What needs to be done: Every line with the string "this" should be gathered.

(Collected data entries)
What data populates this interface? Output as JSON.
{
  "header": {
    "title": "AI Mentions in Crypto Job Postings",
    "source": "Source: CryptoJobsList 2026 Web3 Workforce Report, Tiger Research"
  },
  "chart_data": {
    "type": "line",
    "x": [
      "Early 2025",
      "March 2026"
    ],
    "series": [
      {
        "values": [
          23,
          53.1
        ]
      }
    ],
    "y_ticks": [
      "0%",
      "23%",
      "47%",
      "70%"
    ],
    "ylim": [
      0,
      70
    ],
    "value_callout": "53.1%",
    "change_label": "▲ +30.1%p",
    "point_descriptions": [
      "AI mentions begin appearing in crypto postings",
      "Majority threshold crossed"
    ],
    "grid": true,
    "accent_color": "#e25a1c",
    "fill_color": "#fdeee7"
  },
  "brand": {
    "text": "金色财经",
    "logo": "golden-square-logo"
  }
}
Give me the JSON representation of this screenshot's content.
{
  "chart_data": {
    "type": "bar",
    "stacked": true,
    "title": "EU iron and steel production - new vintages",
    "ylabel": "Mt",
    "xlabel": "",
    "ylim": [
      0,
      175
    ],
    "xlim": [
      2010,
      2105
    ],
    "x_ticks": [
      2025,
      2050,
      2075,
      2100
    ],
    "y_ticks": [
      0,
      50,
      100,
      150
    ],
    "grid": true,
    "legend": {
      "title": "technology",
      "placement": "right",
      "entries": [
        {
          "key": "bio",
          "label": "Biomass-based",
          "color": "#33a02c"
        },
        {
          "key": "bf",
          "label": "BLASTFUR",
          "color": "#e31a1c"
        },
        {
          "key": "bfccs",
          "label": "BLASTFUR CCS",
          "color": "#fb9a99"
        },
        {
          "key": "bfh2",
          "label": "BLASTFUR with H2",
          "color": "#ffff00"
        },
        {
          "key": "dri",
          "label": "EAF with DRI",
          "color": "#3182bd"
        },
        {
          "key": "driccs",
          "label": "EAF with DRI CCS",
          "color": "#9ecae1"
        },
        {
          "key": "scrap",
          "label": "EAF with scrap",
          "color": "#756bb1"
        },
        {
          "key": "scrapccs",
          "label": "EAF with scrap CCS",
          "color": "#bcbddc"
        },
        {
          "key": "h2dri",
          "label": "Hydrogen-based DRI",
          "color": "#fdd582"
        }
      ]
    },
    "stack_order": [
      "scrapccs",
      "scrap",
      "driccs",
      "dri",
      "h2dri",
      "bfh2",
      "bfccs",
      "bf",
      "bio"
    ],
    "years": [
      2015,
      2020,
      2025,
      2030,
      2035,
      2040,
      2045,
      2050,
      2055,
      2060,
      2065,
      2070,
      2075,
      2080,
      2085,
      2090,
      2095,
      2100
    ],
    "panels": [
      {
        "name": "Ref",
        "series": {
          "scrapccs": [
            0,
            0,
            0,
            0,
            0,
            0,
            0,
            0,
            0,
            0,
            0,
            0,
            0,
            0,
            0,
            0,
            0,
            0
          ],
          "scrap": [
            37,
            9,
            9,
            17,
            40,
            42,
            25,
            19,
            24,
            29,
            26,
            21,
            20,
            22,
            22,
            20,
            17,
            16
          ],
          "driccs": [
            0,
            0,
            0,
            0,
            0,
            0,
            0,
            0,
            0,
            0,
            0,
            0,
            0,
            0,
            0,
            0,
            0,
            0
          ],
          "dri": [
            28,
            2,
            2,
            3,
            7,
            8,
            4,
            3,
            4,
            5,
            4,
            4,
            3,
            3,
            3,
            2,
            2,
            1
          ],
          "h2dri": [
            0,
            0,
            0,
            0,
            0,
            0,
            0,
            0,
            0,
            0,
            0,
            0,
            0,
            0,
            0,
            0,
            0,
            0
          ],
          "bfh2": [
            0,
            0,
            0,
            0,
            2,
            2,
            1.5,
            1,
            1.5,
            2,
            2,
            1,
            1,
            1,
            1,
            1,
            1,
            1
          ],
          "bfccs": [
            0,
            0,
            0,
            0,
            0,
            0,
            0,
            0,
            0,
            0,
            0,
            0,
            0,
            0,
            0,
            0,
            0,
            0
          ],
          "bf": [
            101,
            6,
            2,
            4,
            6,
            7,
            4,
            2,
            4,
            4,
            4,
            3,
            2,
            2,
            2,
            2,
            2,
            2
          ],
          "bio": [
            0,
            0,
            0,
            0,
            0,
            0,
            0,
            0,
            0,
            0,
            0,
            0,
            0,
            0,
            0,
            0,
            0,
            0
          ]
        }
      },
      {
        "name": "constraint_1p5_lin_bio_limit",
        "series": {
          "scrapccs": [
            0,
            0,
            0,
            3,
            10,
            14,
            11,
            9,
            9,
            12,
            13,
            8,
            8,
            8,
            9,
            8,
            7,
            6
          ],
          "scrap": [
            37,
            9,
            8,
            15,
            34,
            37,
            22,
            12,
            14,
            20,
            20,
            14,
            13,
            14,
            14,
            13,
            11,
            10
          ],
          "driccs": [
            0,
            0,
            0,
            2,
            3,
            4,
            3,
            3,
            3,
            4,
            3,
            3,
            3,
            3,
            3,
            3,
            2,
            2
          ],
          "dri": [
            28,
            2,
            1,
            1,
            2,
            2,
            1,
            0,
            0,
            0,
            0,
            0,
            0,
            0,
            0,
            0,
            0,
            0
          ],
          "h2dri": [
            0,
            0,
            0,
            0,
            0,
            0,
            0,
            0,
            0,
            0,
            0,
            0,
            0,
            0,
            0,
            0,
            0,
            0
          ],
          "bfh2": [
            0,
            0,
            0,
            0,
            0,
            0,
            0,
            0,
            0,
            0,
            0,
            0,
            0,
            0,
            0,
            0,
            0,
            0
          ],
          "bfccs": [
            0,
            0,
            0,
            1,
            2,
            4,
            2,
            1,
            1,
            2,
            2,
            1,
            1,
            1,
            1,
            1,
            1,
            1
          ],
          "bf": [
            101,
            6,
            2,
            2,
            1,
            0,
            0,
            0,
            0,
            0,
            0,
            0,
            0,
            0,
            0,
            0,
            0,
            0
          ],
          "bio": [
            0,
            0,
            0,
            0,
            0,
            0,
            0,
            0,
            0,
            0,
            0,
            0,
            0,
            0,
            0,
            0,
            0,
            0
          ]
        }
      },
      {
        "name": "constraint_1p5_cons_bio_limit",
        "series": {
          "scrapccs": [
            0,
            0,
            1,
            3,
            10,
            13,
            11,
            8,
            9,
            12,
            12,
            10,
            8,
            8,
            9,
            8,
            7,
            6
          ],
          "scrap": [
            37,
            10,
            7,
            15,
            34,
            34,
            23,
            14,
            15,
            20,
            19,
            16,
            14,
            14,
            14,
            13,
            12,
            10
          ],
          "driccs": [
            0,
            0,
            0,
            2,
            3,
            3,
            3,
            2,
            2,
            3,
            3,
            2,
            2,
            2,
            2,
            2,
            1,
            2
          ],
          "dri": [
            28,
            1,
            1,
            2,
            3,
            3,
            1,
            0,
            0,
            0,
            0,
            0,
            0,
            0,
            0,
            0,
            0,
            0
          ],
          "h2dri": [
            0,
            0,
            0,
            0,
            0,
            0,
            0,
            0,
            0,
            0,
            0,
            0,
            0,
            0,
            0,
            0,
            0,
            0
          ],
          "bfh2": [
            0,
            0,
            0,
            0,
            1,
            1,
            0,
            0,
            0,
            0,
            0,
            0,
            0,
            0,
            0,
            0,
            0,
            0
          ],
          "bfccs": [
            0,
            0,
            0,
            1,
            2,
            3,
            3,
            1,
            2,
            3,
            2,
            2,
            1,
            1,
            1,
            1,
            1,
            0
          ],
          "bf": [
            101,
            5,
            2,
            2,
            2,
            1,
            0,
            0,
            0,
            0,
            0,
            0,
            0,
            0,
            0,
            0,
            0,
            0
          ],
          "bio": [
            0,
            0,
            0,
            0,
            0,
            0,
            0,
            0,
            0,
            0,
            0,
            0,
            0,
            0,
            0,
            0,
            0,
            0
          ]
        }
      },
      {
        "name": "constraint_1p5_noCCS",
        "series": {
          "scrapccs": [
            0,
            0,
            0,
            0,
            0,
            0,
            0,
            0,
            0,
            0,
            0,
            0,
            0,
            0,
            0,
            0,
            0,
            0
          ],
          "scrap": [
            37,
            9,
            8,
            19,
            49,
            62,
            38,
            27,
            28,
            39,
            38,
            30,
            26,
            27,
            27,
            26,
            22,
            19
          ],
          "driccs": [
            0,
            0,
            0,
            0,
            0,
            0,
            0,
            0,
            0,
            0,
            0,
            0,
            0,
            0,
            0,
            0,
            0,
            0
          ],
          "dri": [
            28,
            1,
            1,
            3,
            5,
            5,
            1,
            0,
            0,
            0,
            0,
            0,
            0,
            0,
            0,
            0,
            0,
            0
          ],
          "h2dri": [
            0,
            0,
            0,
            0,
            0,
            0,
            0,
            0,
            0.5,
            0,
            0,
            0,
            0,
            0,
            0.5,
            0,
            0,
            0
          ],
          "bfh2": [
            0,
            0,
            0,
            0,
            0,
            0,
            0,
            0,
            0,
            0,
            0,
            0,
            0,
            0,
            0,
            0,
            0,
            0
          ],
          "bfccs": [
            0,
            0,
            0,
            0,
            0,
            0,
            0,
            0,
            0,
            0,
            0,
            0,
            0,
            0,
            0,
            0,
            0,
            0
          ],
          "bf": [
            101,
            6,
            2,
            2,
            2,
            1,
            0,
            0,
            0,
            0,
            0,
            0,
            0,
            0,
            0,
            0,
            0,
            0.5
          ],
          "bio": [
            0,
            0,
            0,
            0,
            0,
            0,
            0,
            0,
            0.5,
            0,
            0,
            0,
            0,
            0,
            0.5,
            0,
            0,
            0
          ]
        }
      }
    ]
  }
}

Task result:
What data populates this interface? Output as JSON.
Give me the JSON representation of this screenshot's content.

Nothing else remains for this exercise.